— start of RAW RECORDS —

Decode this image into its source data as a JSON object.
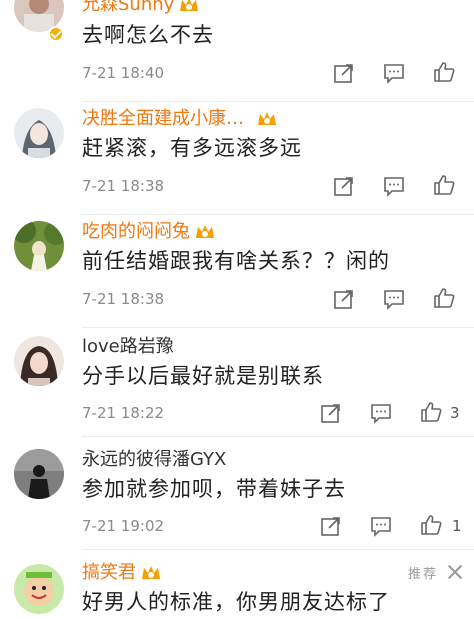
{
  "comments": [
    {
      "username": "允森Sunny",
      "text": "去啊怎么不去",
      "time": "7-21 18:40",
      "likes": "",
      "avatar_icon": "portrait-avatar-icon",
      "verified": true
    },
    {
      "username": "决胜全面建成小康…",
      "text": "赶紧滚，有多远滚多远",
      "time": "7-21 18:38",
      "likes": "",
      "avatar_icon": "anime-avatar-icon"
    },
    {
      "username": "吃肉的闷闷兔",
      "text": "前任结婚跟我有啥关系？？闲的",
      "time": "7-21 18:38",
      "likes": "",
      "avatar_icon": "forest-girl-avatar-icon"
    },
    {
      "username": "love路岩豫",
      "text": "分手以后最好就是别联系",
      "time": "7-21 18:22",
      "likes": "3",
      "avatar_icon": "selfie-avatar-icon"
    },
    {
      "username": "永远的彼得潘GYX",
      "text": "参加就参加呗，带着妹子去",
      "time": "7-21 19:02",
      "likes": "1",
      "avatar_icon": "silhouette-avatar-icon"
    },
    {
      "username": "搞笑君",
      "text": "好男人的标准，你男朋友达标了",
      "recommend_label": "推荐",
      "avatar_icon": "cartoon-face-avatar-icon"
    }
  ],
  "actions": {
    "share_icon": "share-icon",
    "reply_icon": "comment-icon",
    "like_icon": "thumbs-up-icon"
  },
  "colors": {
    "vip_name": "#f07810",
    "normal_name": "#333333",
    "time": "#8a8a8a",
    "divider": "#ececec"
  }
}
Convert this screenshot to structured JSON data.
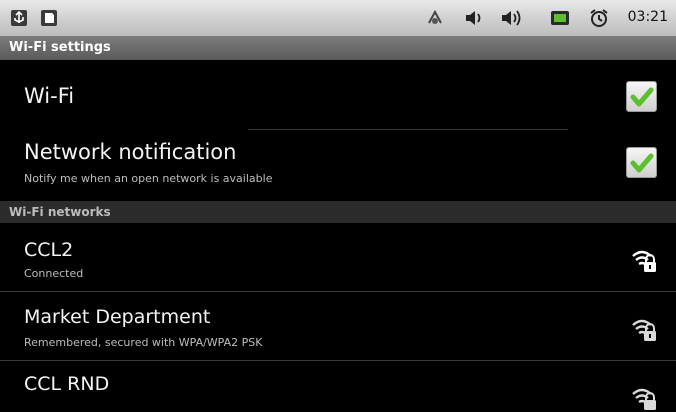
{
  "status_bar": {
    "time": "03:21",
    "icons": [
      "usb-icon",
      "sd-card-icon",
      "debug-icon",
      "volume-icon",
      "volume-icon",
      "battery-icon",
      "alarm-clock-icon"
    ]
  },
  "title": "Wi-Fi settings",
  "wifi": {
    "label": "Wi-Fi",
    "checked": true
  },
  "notification": {
    "label": "Network notification",
    "summary": "Notify me when an open network is available",
    "checked": true
  },
  "networks_header": "Wi-Fi networks",
  "networks": [
    {
      "name": "CCL2",
      "status": "Connected",
      "icon": "wifi-locked-icon"
    },
    {
      "name": "Market Department",
      "status": "Remembered, secured with WPA/WPA2 PSK",
      "icon": "wifi-locked-icon"
    },
    {
      "name": "CCL RND",
      "status": "",
      "icon": "wifi-locked-icon"
    }
  ],
  "colors": {
    "checkmark": "#5cc02e",
    "background": "#000000",
    "section_header": "#2b2b2b"
  }
}
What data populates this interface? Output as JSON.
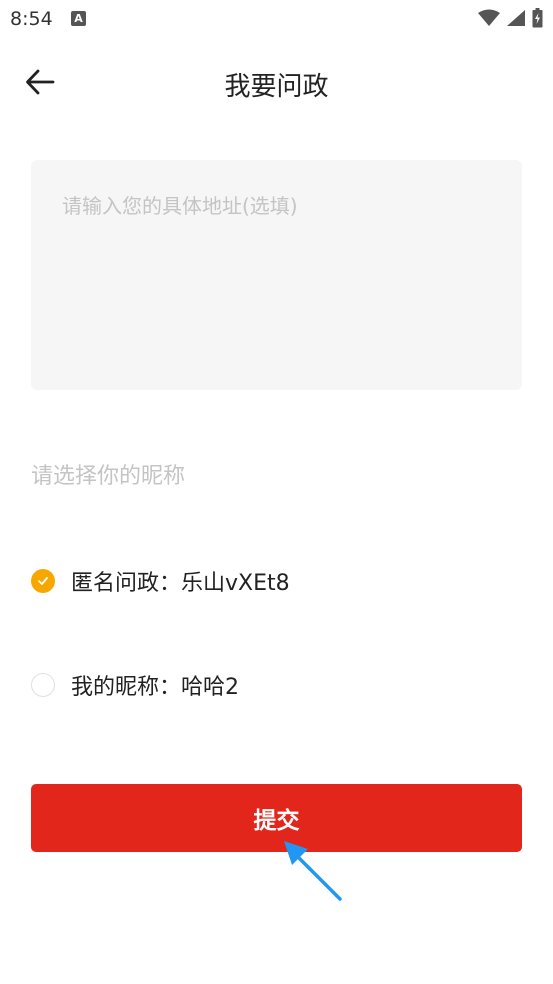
{
  "status_bar": {
    "time": "8:54",
    "app_icon_letter": "A"
  },
  "header": {
    "title": "我要问政"
  },
  "form": {
    "address_placeholder": "请输入您的具体地址(选填)",
    "address_value": "",
    "nickname_prompt": "请选择你的昵称"
  },
  "options": [
    {
      "label": "匿名问政：乐山vXEt8",
      "selected": true
    },
    {
      "label": "我的昵称：哈哈2",
      "selected": false
    }
  ],
  "submit_label": "提交",
  "colors": {
    "accent": "#f6a800",
    "primary": "#e3261b",
    "pointer": "#2196f3"
  }
}
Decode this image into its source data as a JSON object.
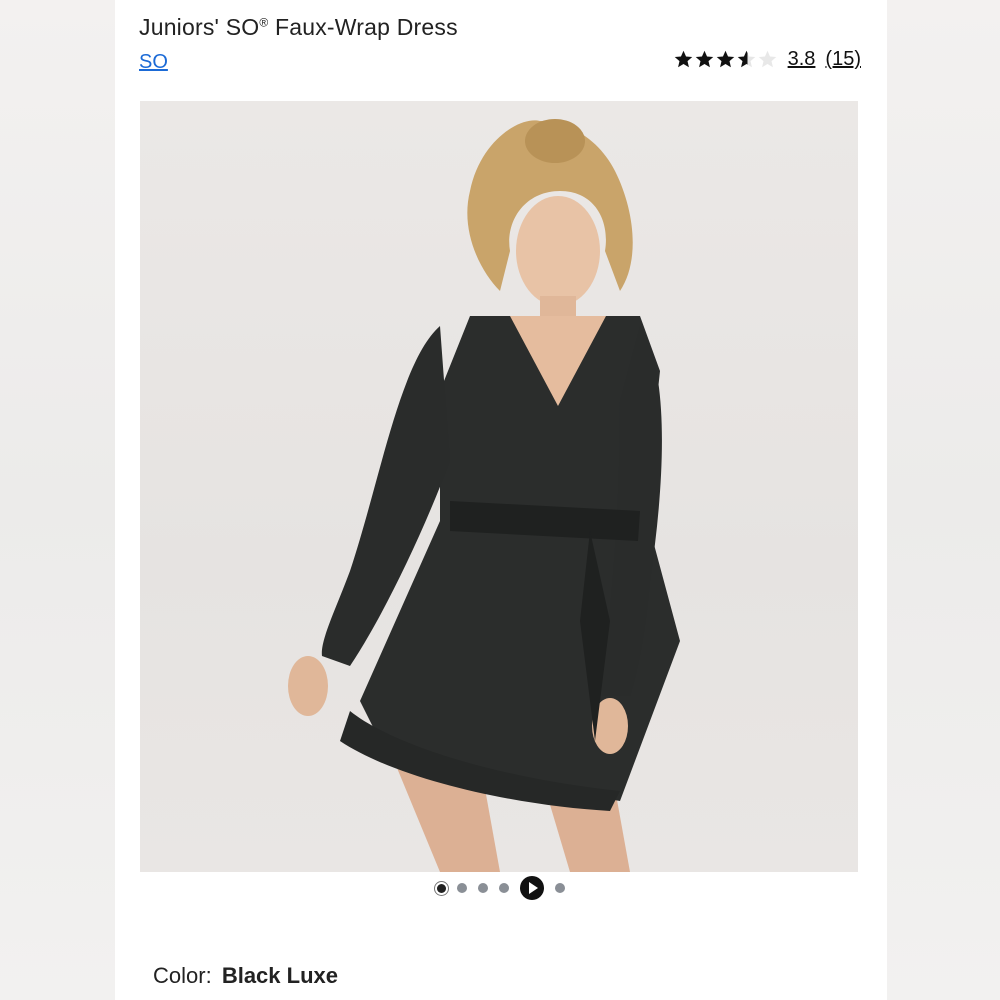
{
  "product": {
    "title_prefix": "Juniors' SO",
    "title_mark": "®",
    "title_suffix": " Faux-Wrap Dress",
    "brand": "SO"
  },
  "rating": {
    "value": "3.8",
    "count": "(15)",
    "stars_filled": 3.5,
    "stars_total": 5
  },
  "gallery": {
    "image_icon": "product-photo",
    "slides_total": 6,
    "active_slide": 1,
    "video_slide": 5
  },
  "color": {
    "label": "Color:",
    "value": "Black Luxe"
  },
  "colors": {
    "link": "#1b6ad6",
    "text": "#222222",
    "dress": "#2b2d2c"
  }
}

— end of RAW RECORDS —

## WHAT TO WORK ON:
Skip the pictures and print each record exactly as it stands.

## RESPONSE BELOW:
Decode this image into its source data as a JSON object.
{
  "comments": [
    {
      "username": "允森Sunny",
      "text": "去啊怎么不去",
      "time": "7-21 18:40",
      "likes": "",
      "avatar_icon": "portrait-avatar-icon",
      "verified": true
    },
    {
      "username": "决胜全面建成小康…",
      "text": "赶紧滚，有多远滚多远",
      "time": "7-21 18:38",
      "likes": "",
      "avatar_icon": "anime-avatar-icon"
    },
    {
      "username": "吃肉的闷闷兔",
      "text": "前任结婚跟我有啥关系？？闲的",
      "time": "7-21 18:38",
      "likes": "",
      "avatar_icon": "forest-girl-avatar-icon"
    },
    {
      "username": "love路岩豫",
      "text": "分手以后最好就是别联系",
      "time": "7-21 18:22",
      "likes": "3",
      "avatar_icon": "selfie-avatar-icon"
    },
    {
      "username": "永远的彼得潘GYX",
      "text": "参加就参加呗，带着妹子去",
      "time": "7-21 19:02",
      "likes": "1",
      "avatar_icon": "silhouette-avatar-icon"
    },
    {
      "username": "搞笑君",
      "text": "好男人的标准，你男朋友达标了",
      "recommend_label": "推荐",
      "avatar_icon": "cartoon-face-avatar-icon"
    }
  ],
  "actions": {
    "share_icon": "share-icon",
    "reply_icon": "comment-icon",
    "like_icon": "thumbs-up-icon"
  },
  "colors": {
    "vip_name": "#f07810",
    "normal_name": "#333333",
    "time": "#8a8a8a",
    "divider": "#ececec"
  }
}
Convert this screenshot to structured JSON data.
{
  "status_bar": {
    "time": "03:21",
    "icons": [
      "usb-icon",
      "sd-card-icon",
      "debug-icon",
      "volume-icon",
      "volume-icon",
      "battery-icon",
      "alarm-clock-icon"
    ]
  },
  "title": "Wi-Fi settings",
  "wifi": {
    "label": "Wi-Fi",
    "checked": true
  },
  "notification": {
    "label": "Network notification",
    "summary": "Notify me when an open network is available",
    "checked": true
  },
  "networks_header": "Wi-Fi networks",
  "networks": [
    {
      "name": "CCL2",
      "status": "Connected",
      "icon": "wifi-locked-icon"
    },
    {
      "name": "Market Department",
      "status": "Remembered, secured with WPA/WPA2 PSK",
      "icon": "wifi-locked-icon"
    },
    {
      "name": "CCL RND",
      "status": "",
      "icon": "wifi-locked-icon"
    }
  ],
  "colors": {
    "checkmark": "#5cc02e",
    "background": "#000000",
    "section_header": "#2b2b2b"
  }
}
What data populates this interface? Output as JSON.
{
  "status_bar": {
    "time": "8:54",
    "app_icon_letter": "A"
  },
  "header": {
    "title": "我要问政"
  },
  "form": {
    "address_placeholder": "请输入您的具体地址(选填)",
    "address_value": "",
    "nickname_prompt": "请选择你的昵称"
  },
  "options": [
    {
      "label": "匿名问政：乐山vXEt8",
      "selected": true
    },
    {
      "label": "我的昵称：哈哈2",
      "selected": false
    }
  ],
  "submit_label": "提交",
  "colors": {
    "accent": "#f6a800",
    "primary": "#e3261b",
    "pointer": "#2196f3"
  }
}
Decode this image into its source data as a JSON object.
{
  "product": {
    "title_prefix": "Juniors' SO",
    "title_mark": "®",
    "title_suffix": " Faux-Wrap Dress",
    "brand": "SO"
  },
  "rating": {
    "value": "3.8",
    "count": "(15)",
    "stars_filled": 3.5,
    "stars_total": 5
  },
  "gallery": {
    "image_icon": "product-photo",
    "slides_total": 6,
    "active_slide": 1,
    "video_slide": 5
  },
  "color": {
    "label": "Color:",
    "value": "Black Luxe"
  },
  "colors": {
    "link": "#1b6ad6",
    "text": "#222222",
    "dress": "#2b2d2c"
  }
}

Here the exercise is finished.